* [RECORDS FOR THIS EXERCISE]

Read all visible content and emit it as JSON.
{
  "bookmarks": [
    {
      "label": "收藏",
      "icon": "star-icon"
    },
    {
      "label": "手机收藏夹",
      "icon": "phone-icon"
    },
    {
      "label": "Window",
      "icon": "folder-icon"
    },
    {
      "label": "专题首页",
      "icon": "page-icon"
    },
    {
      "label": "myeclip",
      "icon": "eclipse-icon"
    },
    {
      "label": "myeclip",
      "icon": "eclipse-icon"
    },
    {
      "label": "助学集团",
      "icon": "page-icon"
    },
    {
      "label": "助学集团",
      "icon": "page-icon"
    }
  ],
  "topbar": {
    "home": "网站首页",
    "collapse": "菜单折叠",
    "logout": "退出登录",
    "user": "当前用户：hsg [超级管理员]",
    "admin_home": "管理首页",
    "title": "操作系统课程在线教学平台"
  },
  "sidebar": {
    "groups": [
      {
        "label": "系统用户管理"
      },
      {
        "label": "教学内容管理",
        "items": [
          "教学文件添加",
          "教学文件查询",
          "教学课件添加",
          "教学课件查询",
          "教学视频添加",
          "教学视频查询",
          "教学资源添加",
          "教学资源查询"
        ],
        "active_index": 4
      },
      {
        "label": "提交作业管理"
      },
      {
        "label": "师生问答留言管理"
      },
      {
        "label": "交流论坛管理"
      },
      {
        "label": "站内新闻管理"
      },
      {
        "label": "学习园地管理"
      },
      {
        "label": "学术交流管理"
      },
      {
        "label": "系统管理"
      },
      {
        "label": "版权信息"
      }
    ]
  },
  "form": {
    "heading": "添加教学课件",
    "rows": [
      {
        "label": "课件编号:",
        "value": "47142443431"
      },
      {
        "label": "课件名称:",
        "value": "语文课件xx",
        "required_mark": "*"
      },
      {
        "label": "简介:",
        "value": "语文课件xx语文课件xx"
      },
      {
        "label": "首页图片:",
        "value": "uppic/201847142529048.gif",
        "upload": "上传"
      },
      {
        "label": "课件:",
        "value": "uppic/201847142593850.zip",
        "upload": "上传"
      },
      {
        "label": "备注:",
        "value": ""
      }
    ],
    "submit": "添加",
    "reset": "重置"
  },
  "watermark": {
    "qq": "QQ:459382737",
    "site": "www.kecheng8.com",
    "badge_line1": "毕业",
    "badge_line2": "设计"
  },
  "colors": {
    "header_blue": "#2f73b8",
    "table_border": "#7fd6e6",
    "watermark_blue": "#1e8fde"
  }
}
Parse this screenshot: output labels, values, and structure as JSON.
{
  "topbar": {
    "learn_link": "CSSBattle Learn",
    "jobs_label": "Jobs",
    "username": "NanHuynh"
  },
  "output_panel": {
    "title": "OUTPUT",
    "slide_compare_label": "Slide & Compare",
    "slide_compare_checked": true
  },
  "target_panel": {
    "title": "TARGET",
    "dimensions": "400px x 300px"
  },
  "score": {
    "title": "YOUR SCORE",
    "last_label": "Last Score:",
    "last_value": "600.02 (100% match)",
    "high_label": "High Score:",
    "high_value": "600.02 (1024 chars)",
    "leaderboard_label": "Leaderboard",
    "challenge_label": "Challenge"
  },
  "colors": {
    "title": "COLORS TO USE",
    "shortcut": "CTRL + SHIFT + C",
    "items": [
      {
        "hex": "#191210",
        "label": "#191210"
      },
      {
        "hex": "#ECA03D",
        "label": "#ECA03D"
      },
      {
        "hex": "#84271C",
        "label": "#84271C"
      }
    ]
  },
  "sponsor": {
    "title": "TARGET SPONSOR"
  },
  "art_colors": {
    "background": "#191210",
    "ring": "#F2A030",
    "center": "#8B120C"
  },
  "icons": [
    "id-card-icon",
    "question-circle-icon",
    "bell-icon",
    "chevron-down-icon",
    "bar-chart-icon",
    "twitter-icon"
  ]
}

* [THE REQUEST] Write out the entries above word for word.

* [CORRECT RESULT]
Read all visible content and emit it as JSON.
{
  "bookmarks": [
    {
      "label": "收藏",
      "icon": "star-icon"
    },
    {
      "label": "手机收藏夹",
      "icon": "phone-icon"
    },
    {
      "label": "Window",
      "icon": "folder-icon"
    },
    {
      "label": "专题首页",
      "icon": "page-icon"
    },
    {
      "label": "myeclip",
      "icon": "eclipse-icon"
    },
    {
      "label": "myeclip",
      "icon": "eclipse-icon"
    },
    {
      "label": "助学集团",
      "icon": "page-icon"
    },
    {
      "label": "助学集团",
      "icon": "page-icon"
    }
  ],
  "topbar": {
    "home": "网站首页",
    "collapse": "菜单折叠",
    "logout": "退出登录",
    "user": "当前用户：hsg [超级管理员]",
    "admin_home": "管理首页",
    "title": "操作系统课程在线教学平台"
  },
  "sidebar": {
    "groups": [
      {
        "label": "系统用户管理"
      },
      {
        "label": "教学内容管理",
        "items": [
          "教学文件添加",
          "教学文件查询",
          "教学课件添加",
          "教学课件查询",
          "教学视频添加",
          "教学视频查询",
          "教学资源添加",
          "教学资源查询"
        ],
        "active_index": 4
      },
      {
        "label": "提交作业管理"
      },
      {
        "label": "师生问答留言管理"
      },
      {
        "label": "交流论坛管理"
      },
      {
        "label": "站内新闻管理"
      },
      {
        "label": "学习园地管理"
      },
      {
        "label": "学术交流管理"
      },
      {
        "label": "系统管理"
      },
      {
        "label": "版权信息"
      }
    ]
  },
  "form": {
    "heading": "添加教学课件",
    "rows": [
      {
        "label": "课件编号:",
        "value": "47142443431"
      },
      {
        "label": "课件名称:",
        "value": "语文课件xx",
        "required_mark": "*"
      },
      {
        "label": "简介:",
        "value": "语文课件xx语文课件xx"
      },
      {
        "label": "首页图片:",
        "value": "uppic/201847142529048.gif",
        "upload": "上传"
      },
      {
        "label": "课件:",
        "value": "uppic/201847142593850.zip",
        "upload": "上传"
      },
      {
        "label": "备注:",
        "value": ""
      }
    ],
    "submit": "添加",
    "reset": "重置"
  },
  "watermark": {
    "qq": "QQ:459382737",
    "site": "www.kecheng8.com",
    "badge_line1": "毕业",
    "badge_line2": "设计"
  },
  "colors": {
    "header_blue": "#2f73b8",
    "table_border": "#7fd6e6",
    "watermark_blue": "#1e8fde"
  }
}
Parse this screenshot: output labels, values, and structure as JSON.
{
  "topbar": {
    "learn_link": "CSSBattle Learn",
    "jobs_label": "Jobs",
    "username": "NanHuynh"
  },
  "output_panel": {
    "title": "OUTPUT",
    "slide_compare_label": "Slide & Compare",
    "slide_compare_checked": true
  },
  "target_panel": {
    "title": "TARGET",
    "dimensions": "400px x 300px"
  },
  "score": {
    "title": "YOUR SCORE",
    "last_label": "Last Score:",
    "last_value": "600.02 (100% match)",
    "high_label": "High Score:",
    "high_value": "600.02 (1024 chars)",
    "leaderboard_label": "Leaderboard",
    "challenge_label": "Challenge"
  },
  "colors": {
    "title": "COLORS TO USE",
    "shortcut": "CTRL + SHIFT + C",
    "items": [
      {
        "hex": "#191210",
        "label": "#191210"
      },
      {
        "hex": "#ECA03D",
        "label": "#ECA03D"
      },
      {
        "hex": "#84271C",
        "label": "#84271C"
      }
    ]
  },
  "sponsor": {
    "title": "TARGET SPONSOR"
  },
  "art_colors": {
    "background": "#191210",
    "ring": "#F2A030",
    "center": "#8B120C"
  },
  "icons": [
    "id-card-icon",
    "question-circle-icon",
    "bell-icon",
    "chevron-down-icon",
    "bar-chart-icon",
    "twitter-icon"
  ]
}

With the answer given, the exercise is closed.